» EXERCISE AIM
Starting with the line that contains "Give me a plain-text", write out each line through the end of the listing, unchanged. Output nothing else.

---------- THE RECORDS ----------

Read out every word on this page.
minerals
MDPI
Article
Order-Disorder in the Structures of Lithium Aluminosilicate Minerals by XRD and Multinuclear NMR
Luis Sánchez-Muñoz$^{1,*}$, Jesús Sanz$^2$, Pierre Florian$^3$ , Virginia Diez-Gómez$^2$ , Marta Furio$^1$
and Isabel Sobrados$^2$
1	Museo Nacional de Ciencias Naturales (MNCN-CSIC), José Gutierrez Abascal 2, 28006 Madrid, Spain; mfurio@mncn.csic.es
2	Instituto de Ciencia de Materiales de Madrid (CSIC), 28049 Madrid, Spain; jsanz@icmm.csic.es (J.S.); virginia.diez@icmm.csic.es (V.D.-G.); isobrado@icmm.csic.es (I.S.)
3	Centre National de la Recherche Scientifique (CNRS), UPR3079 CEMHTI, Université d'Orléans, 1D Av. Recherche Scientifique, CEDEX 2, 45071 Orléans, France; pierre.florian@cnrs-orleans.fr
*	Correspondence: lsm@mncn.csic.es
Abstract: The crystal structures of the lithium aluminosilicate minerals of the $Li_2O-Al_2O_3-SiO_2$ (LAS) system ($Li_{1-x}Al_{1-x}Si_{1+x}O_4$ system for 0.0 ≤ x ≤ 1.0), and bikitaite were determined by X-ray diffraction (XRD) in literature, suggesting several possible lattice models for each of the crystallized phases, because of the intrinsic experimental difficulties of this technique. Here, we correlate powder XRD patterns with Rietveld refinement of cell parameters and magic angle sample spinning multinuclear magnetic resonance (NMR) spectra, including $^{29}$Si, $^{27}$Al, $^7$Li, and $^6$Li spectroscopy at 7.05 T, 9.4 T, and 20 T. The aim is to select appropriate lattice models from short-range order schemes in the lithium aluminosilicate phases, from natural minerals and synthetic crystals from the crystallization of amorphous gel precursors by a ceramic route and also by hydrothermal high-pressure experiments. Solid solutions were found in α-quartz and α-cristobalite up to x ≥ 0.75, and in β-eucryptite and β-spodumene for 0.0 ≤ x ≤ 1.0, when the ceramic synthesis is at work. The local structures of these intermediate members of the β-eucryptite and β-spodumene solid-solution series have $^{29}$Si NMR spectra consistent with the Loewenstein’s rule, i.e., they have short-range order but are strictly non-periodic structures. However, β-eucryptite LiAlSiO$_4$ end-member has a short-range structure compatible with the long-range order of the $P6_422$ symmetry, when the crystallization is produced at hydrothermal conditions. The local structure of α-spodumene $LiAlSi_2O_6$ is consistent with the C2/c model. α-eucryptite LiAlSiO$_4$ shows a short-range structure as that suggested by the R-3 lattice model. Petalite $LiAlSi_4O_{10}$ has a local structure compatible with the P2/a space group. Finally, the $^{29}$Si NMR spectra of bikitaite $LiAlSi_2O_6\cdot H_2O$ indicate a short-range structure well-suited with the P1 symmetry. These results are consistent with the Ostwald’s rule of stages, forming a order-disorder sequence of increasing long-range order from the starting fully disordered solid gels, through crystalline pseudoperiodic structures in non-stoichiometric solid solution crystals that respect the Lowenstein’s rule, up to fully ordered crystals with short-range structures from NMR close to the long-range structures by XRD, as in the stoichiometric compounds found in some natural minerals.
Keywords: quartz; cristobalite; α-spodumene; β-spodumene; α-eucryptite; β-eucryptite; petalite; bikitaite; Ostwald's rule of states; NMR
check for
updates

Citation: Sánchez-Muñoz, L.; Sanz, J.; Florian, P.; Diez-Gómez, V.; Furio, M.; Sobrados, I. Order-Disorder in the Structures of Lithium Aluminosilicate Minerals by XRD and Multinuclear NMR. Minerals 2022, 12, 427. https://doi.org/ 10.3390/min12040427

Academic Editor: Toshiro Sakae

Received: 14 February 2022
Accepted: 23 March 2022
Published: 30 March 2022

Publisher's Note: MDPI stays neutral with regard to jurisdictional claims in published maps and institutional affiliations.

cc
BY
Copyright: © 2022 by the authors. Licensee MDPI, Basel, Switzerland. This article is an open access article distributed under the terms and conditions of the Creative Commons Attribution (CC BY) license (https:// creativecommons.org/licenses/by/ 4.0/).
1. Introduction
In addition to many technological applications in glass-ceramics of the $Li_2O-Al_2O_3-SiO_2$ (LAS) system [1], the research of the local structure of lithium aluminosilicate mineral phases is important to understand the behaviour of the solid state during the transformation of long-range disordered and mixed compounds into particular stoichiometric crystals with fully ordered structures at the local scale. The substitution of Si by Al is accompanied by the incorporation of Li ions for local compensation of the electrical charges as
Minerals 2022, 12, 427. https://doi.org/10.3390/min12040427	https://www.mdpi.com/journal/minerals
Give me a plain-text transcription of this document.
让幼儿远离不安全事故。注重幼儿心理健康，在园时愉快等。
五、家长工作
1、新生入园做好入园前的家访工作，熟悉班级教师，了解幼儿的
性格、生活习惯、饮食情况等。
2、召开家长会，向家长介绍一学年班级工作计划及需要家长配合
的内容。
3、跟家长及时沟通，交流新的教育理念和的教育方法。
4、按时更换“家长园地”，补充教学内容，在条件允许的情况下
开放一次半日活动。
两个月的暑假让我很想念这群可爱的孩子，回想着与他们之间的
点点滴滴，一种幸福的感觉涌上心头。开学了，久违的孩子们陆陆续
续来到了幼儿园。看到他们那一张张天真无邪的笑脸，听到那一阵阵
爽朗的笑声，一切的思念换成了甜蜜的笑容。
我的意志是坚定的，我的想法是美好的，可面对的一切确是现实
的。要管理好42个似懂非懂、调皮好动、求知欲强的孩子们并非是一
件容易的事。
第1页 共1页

----------

» RESULT OF THIS EXERCISE
Give me a plain-text transcription of this document.
让幼儿远离不安全事故。注重幼儿心理健康，在园时愉快等。
五、家长工作
1、新生入园做好入园前的家访工作，熟悉班级教师，了解幼儿的
性格、生活习惯、饮食情况等。
2、召开家长会，向家长介绍一学年班级工作计划及需要家长配合
的内容。
3、跟家长及时沟通，交流新的教育理念和的教育方法。
4、按时更换“家长园地”，补充教学内容，在条件允许的情况下
开放一次半日活动。
两个月的暑假让我很想念这群可爱的孩子，回想着与他们之间的
点点滴滴，一种幸福的感觉涌上心头。开学了，久违的孩子们陆陆续
续来到了幼儿园。看到他们那一张张天真无邪的笑脸，听到那一阵阵
爽朗的笑声，一切的思念换成了甜蜜的笑容。
我的意志是坚定的，我的想法是美好的，可面对的一切确是现实
的。要管理好42个似懂非懂、调皮好动、求知欲强的孩子们并非是一
件容易的事。
第1页 共1页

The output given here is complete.